GOAL OF THE EXERCISE: Reproduce every record below exactly as it appears.

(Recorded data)
* * * *
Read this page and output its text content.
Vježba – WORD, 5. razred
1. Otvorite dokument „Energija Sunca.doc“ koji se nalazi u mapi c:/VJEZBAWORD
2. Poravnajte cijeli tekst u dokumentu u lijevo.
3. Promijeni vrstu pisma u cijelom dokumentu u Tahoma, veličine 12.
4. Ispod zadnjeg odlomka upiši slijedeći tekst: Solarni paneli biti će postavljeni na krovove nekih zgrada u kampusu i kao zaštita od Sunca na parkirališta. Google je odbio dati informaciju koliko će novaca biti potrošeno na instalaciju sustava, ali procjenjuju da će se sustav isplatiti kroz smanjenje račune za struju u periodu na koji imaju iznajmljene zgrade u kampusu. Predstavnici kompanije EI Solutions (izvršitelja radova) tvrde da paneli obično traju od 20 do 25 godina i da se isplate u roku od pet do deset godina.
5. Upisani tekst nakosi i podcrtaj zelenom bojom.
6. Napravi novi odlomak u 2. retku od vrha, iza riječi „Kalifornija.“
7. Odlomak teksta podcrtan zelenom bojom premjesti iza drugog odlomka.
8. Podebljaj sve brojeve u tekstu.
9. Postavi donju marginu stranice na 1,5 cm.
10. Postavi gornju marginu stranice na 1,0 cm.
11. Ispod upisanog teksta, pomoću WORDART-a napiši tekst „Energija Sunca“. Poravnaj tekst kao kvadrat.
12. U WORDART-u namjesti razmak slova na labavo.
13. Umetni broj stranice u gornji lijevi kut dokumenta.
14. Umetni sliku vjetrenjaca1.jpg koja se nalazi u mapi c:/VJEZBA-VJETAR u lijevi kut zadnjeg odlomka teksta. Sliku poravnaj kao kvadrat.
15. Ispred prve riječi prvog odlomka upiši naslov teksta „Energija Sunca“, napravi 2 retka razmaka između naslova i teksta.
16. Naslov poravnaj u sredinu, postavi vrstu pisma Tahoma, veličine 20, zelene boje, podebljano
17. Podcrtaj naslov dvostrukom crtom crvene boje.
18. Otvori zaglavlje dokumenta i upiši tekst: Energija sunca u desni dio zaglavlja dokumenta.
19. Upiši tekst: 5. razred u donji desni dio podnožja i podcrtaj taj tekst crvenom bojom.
* * * *
RESULT OF THIS EXERCISE:
Read this page and output its text content.
Vježba – WORD, 5. razred
1. Otvorite dokument „Energija Sunca.doc“ koji se nalazi u mapi c:/VJEZBAWORD
2. Poravnajte cijeli tekst u dokumentu u lijevo.
3. Promijeni vrstu pisma u cijelom dokumentu u Tahoma, veličine 12.
4. Ispod zadnjeg odlomka upiši slijedeći tekst: Solarni paneli biti će postavljeni na krovove nekih zgrada u kampusu i kao zaštita od Sunca na parkirališta. Google je odbio dati informaciju koliko će novaca biti potrošeno na instalaciju sustava, ali procjenjuju da će se sustav isplatiti kroz smanjenje račune za struju u periodu na koji imaju iznajmljene zgrade u kampusu. Predstavnici kompanije EI Solutions (izvršitelja radova) tvrde da paneli obično traju od 20 do 25 godina i da se isplate u roku od pet do deset godina.
5. Upisani tekst nakosi i podcrtaj zelenom bojom.
6. Napravi novi odlomak u 2. retku od vrha, iza riječi „Kalifornija.“
7. Odlomak teksta podcrtan zelenom bojom premjesti iza drugog odlomka.
8. Podebljaj sve brojeve u tekstu.
9. Postavi donju marginu stranice na 1,5 cm.
10. Postavi gornju marginu stranice na 1,0 cm.
11. Ispod upisanog teksta, pomoću WORDART-a napiši tekst „Energija Sunca“. Poravnaj tekst kao kvadrat.
12. U WORDART-u namjesti razmak slova na labavo.
13. Umetni broj stranice u gornji lijevi kut dokumenta.
14. Umetni sliku vjetrenjaca1.jpg koja se nalazi u mapi c:/VJEZBA-VJETAR u lijevi kut zadnjeg odlomka teksta. Sliku poravnaj kao kvadrat.
15. Ispred prve riječi prvog odlomka upiši naslov teksta „Energija Sunca“, napravi 2 retka razmaka između naslova i teksta.
16. Naslov poravnaj u sredinu, postavi vrstu pisma Tahoma, veličine 20, zelene boje, podebljano
17. Podcrtaj naslov dvostrukom crtom crvene boje.
18. Otvori zaglavlje dokumenta i upiši tekst: Energija sunca u desni dio zaglavlja dokumenta.
19. Upiši tekst: 5. razred u donji desni dio podnožja i podcrtaj taj tekst crvenom bojom.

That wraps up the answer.